_WHAT IS NEEDED_.
In the entries below, find the lines that contain the word "Photograph" and copy them.

_MATERIAL FOR THE TASK_.
****************

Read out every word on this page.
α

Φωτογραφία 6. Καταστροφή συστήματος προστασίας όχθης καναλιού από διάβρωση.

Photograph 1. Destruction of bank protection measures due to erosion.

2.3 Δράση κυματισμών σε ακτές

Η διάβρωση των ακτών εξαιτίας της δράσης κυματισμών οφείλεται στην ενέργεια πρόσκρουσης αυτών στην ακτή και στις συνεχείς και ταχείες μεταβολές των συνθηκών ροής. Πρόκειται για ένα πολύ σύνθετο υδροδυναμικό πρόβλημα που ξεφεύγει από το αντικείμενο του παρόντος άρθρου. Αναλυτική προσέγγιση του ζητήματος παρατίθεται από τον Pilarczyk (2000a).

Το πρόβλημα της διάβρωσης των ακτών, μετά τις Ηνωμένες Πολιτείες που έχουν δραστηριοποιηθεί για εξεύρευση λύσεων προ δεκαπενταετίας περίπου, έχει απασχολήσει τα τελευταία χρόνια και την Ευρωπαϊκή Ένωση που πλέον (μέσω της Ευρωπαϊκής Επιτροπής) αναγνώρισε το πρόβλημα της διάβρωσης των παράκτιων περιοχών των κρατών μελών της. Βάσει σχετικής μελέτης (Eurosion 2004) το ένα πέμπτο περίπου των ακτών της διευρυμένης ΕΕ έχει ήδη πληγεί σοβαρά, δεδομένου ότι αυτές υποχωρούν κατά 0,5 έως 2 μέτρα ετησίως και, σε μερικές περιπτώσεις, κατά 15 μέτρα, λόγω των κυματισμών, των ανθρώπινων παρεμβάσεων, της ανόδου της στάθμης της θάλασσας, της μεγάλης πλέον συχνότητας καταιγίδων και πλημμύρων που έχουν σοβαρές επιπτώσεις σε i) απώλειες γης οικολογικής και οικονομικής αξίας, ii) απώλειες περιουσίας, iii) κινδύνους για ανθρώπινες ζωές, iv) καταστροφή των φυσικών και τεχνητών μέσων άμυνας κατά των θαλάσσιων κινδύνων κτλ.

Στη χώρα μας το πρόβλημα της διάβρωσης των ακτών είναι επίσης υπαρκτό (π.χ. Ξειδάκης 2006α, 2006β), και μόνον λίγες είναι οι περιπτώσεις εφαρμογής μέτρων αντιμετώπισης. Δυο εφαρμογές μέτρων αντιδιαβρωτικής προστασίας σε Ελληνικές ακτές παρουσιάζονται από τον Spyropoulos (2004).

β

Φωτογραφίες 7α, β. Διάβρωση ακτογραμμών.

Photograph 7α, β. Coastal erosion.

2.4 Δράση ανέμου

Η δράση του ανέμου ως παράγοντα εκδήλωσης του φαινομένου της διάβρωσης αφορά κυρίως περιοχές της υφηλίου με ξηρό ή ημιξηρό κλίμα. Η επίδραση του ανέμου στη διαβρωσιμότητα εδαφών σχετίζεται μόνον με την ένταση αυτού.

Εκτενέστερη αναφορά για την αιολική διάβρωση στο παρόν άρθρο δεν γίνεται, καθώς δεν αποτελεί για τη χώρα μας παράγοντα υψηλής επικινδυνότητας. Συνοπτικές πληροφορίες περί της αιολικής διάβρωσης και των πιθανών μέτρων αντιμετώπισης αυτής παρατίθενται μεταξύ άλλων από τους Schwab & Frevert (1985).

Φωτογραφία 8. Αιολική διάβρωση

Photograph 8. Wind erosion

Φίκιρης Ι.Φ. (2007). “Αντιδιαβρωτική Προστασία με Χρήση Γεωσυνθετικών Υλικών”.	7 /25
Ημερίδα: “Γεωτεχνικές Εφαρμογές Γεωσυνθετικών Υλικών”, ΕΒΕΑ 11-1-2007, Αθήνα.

****************

_SOLVED PROBLEM_.
Photograph 1. Destruction of bank protection measures due to erosion.
Photograph 7α, β. Coastal erosion.
Photograph 8. Wind erosion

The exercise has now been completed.